§ What you should do
Beneath this task is a listing; retype all of it exactly.

§ Given data
···

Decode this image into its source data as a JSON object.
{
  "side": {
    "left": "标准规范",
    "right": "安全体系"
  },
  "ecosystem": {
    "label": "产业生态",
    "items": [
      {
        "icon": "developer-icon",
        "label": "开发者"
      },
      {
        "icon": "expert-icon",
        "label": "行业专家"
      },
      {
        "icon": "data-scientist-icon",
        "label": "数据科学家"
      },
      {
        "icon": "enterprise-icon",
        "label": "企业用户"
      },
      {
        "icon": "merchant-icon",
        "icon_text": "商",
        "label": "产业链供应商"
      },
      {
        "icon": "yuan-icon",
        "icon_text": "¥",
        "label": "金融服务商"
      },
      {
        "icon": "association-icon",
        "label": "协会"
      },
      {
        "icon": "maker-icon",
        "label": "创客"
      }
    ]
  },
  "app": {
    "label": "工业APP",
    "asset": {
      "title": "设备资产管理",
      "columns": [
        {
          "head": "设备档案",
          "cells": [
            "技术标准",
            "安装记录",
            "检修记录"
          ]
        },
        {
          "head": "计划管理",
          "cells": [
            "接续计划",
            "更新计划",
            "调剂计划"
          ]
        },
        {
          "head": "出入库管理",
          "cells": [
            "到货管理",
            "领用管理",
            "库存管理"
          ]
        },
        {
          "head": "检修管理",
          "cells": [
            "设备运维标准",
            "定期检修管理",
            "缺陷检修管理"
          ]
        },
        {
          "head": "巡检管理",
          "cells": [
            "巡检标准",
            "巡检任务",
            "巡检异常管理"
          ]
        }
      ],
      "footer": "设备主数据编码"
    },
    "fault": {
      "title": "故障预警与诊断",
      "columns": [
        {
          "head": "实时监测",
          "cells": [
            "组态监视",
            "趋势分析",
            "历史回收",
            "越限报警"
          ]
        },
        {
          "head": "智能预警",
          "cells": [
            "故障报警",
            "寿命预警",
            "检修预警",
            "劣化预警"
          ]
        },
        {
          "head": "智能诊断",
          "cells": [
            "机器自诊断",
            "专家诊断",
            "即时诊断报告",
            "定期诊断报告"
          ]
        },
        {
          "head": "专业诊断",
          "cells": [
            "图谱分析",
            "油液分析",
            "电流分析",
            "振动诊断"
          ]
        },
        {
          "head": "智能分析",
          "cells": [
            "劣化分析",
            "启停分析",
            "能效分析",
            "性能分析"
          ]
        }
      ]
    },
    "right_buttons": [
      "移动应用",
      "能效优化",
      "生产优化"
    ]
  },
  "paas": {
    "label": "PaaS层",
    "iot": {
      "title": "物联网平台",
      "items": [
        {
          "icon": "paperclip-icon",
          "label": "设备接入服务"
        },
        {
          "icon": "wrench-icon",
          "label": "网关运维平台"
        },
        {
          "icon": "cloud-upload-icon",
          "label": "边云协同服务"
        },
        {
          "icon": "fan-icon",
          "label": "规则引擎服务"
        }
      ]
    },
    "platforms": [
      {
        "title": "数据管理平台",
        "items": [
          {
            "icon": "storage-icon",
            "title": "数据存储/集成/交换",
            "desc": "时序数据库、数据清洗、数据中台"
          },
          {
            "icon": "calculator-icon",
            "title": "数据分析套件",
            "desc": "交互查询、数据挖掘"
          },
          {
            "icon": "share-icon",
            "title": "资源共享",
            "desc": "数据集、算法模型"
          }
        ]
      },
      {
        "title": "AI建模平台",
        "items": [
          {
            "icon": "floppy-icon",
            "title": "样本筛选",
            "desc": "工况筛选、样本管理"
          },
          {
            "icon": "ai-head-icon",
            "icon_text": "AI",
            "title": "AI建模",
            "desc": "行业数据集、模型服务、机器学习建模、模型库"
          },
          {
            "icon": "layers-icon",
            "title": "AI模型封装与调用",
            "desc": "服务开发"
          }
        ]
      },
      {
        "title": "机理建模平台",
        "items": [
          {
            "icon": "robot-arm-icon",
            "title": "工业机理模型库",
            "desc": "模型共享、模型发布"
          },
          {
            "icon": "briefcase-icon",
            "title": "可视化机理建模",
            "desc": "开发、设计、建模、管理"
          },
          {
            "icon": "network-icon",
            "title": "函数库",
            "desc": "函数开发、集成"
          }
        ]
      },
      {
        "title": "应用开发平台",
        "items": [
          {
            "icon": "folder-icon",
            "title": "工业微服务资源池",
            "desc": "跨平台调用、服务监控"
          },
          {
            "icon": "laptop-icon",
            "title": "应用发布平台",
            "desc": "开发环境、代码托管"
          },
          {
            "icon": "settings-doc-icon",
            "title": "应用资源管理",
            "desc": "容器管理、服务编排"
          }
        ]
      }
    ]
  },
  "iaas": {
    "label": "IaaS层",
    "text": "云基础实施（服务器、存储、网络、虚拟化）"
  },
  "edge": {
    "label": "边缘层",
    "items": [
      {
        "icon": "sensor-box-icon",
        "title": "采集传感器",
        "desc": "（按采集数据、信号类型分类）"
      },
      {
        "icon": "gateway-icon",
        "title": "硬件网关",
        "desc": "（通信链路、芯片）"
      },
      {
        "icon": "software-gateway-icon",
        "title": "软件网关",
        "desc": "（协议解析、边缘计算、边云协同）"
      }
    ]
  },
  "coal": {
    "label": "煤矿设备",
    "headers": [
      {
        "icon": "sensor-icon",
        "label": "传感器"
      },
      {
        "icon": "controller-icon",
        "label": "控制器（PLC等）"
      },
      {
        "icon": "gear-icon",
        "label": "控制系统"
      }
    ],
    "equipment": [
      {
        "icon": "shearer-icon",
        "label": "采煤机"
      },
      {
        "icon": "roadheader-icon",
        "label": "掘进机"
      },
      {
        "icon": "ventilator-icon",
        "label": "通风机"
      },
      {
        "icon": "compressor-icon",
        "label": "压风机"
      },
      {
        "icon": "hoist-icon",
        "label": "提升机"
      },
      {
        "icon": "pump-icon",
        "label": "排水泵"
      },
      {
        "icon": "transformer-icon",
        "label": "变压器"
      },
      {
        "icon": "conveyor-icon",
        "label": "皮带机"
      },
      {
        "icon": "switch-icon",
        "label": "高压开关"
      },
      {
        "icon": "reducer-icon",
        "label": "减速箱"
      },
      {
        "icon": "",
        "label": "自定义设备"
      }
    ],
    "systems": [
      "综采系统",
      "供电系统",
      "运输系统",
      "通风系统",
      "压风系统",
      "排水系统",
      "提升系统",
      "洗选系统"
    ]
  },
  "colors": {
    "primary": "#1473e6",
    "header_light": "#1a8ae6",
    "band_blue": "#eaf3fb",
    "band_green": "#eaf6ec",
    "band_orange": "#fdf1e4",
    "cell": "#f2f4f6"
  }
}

···

§ Complete answer
Decode this image into its source data as a JSON object.
{
  "side": {
    "left": "标准规范",
    "right": "安全体系"
  },
  "ecosystem": {
    "label": "产业生态",
    "items": [
      {
        "icon": "developer-icon",
        "label": "开发者"
      },
      {
        "icon": "expert-icon",
        "label": "行业专家"
      },
      {
        "icon": "data-scientist-icon",
        "label": "数据科学家"
      },
      {
        "icon": "enterprise-icon",
        "label": "企业用户"
      },
      {
        "icon": "merchant-icon",
        "icon_text": "商",
        "label": "产业链供应商"
      },
      {
        "icon": "yuan-icon",
        "icon_text": "¥",
        "label": "金融服务商"
      },
      {
        "icon": "association-icon",
        "label": "协会"
      },
      {
        "icon": "maker-icon",
        "label": "创客"
      }
    ]
  },
  "app": {
    "label": "工业APP",
    "asset": {
      "title": "设备资产管理",
      "columns": [
        {
          "head": "设备档案",
          "cells": [
            "技术标准",
            "安装记录",
            "检修记录"
          ]
        },
        {
          "head": "计划管理",
          "cells": [
            "接续计划",
            "更新计划",
            "调剂计划"
          ]
        },
        {
          "head": "出入库管理",
          "cells": [
            "到货管理",
            "领用管理",
            "库存管理"
          ]
        },
        {
          "head": "检修管理",
          "cells": [
            "设备运维标准",
            "定期检修管理",
            "缺陷检修管理"
          ]
        },
        {
          "head": "巡检管理",
          "cells": [
            "巡检标准",
            "巡检任务",
            "巡检异常管理"
          ]
        }
      ],
      "footer": "设备主数据编码"
    },
    "fault": {
      "title": "故障预警与诊断",
      "columns": [
        {
          "head": "实时监测",
          "cells": [
            "组态监视",
            "趋势分析",
            "历史回收",
            "越限报警"
          ]
        },
        {
          "head": "智能预警",
          "cells": [
            "故障报警",
            "寿命预警",
            "检修预警",
            "劣化预警"
          ]
        },
        {
          "head": "智能诊断",
          "cells": [
            "机器自诊断",
            "专家诊断",
            "即时诊断报告",
            "定期诊断报告"
          ]
        },
        {
          "head": "专业诊断",
          "cells": [
            "图谱分析",
            "油液分析",
            "电流分析",
            "振动诊断"
          ]
        },
        {
          "head": "智能分析",
          "cells": [
            "劣化分析",
            "启停分析",
            "能效分析",
            "性能分析"
          ]
        }
      ]
    },
    "right_buttons": [
      "移动应用",
      "能效优化",
      "生产优化"
    ]
  },
  "paas": {
    "label": "PaaS层",
    "iot": {
      "title": "物联网平台",
      "items": [
        {
          "icon": "paperclip-icon",
          "label": "设备接入服务"
        },
        {
          "icon": "wrench-icon",
          "label": "网关运维平台"
        },
        {
          "icon": "cloud-upload-icon",
          "label": "边云协同服务"
        },
        {
          "icon": "fan-icon",
          "label": "规则引擎服务"
        }
      ]
    },
    "platforms": [
      {
        "title": "数据管理平台",
        "items": [
          {
            "icon": "storage-icon",
            "title": "数据存储/集成/交换",
            "desc": "时序数据库、数据清洗、数据中台"
          },
          {
            "icon": "calculator-icon",
            "title": "数据分析套件",
            "desc": "交互查询、数据挖掘"
          },
          {
            "icon": "share-icon",
            "title": "资源共享",
            "desc": "数据集、算法模型"
          }
        ]
      },
      {
        "title": "AI建模平台",
        "items": [
          {
            "icon": "floppy-icon",
            "title": "样本筛选",
            "desc": "工况筛选、样本管理"
          },
          {
            "icon": "ai-head-icon",
            "icon_text": "AI",
            "title": "AI建模",
            "desc": "行业数据集、模型服务、机器学习建模、模型库"
          },
          {
            "icon": "layers-icon",
            "title": "AI模型封装与调用",
            "desc": "服务开发"
          }
        ]
      },
      {
        "title": "机理建模平台",
        "items": [
          {
            "icon": "robot-arm-icon",
            "title": "工业机理模型库",
            "desc": "模型共享、模型发布"
          },
          {
            "icon": "briefcase-icon",
            "title": "可视化机理建模",
            "desc": "开发、设计、建模、管理"
          },
          {
            "icon": "network-icon",
            "title": "函数库",
            "desc": "函数开发、集成"
          }
        ]
      },
      {
        "title": "应用开发平台",
        "items": [
          {
            "icon": "folder-icon",
            "title": "工业微服务资源池",
            "desc": "跨平台调用、服务监控"
          },
          {
            "icon": "laptop-icon",
            "title": "应用发布平台",
            "desc": "开发环境、代码托管"
          },
          {
            "icon": "settings-doc-icon",
            "title": "应用资源管理",
            "desc": "容器管理、服务编排"
          }
        ]
      }
    ]
  },
  "iaas": {
    "label": "IaaS层",
    "text": "云基础实施（服务器、存储、网络、虚拟化）"
  },
  "edge": {
    "label": "边缘层",
    "items": [
      {
        "icon": "sensor-box-icon",
        "title": "采集传感器",
        "desc": "（按采集数据、信号类型分类）"
      },
      {
        "icon": "gateway-icon",
        "title": "硬件网关",
        "desc": "（通信链路、芯片）"
      },
      {
        "icon": "software-gateway-icon",
        "title": "软件网关",
        "desc": "（协议解析、边缘计算、边云协同）"
      }
    ]
  },
  "coal": {
    "label": "煤矿设备",
    "headers": [
      {
        "icon": "sensor-icon",
        "label": "传感器"
      },
      {
        "icon": "controller-icon",
        "label": "控制器（PLC等）"
      },
      {
        "icon": "gear-icon",
        "label": "控制系统"
      }
    ],
    "equipment": [
      {
        "icon": "shearer-icon",
        "label": "采煤机"
      },
      {
        "icon": "roadheader-icon",
        "label": "掘进机"
      },
      {
        "icon": "ventilator-icon",
        "label": "通风机"
      },
      {
        "icon": "compressor-icon",
        "label": "压风机"
      },
      {
        "icon": "hoist-icon",
        "label": "提升机"
      },
      {
        "icon": "pump-icon",
        "label": "排水泵"
      },
      {
        "icon": "transformer-icon",
        "label": "变压器"
      },
      {
        "icon": "conveyor-icon",
        "label": "皮带机"
      },
      {
        "icon": "switch-icon",
        "label": "高压开关"
      },
      {
        "icon": "reducer-icon",
        "label": "减速箱"
      },
      {
        "icon": "",
        "label": "自定义设备"
      }
    ],
    "systems": [
      "综采系统",
      "供电系统",
      "运输系统",
      "通风系统",
      "压风系统",
      "排水系统",
      "提升系统",
      "洗选系统"
    ]
  },
  "colors": {
    "primary": "#1473e6",
    "header_light": "#1a8ae6",
    "band_blue": "#eaf3fb",
    "band_green": "#eaf6ec",
    "band_orange": "#fdf1e4",
    "cell": "#f2f4f6"
  }
}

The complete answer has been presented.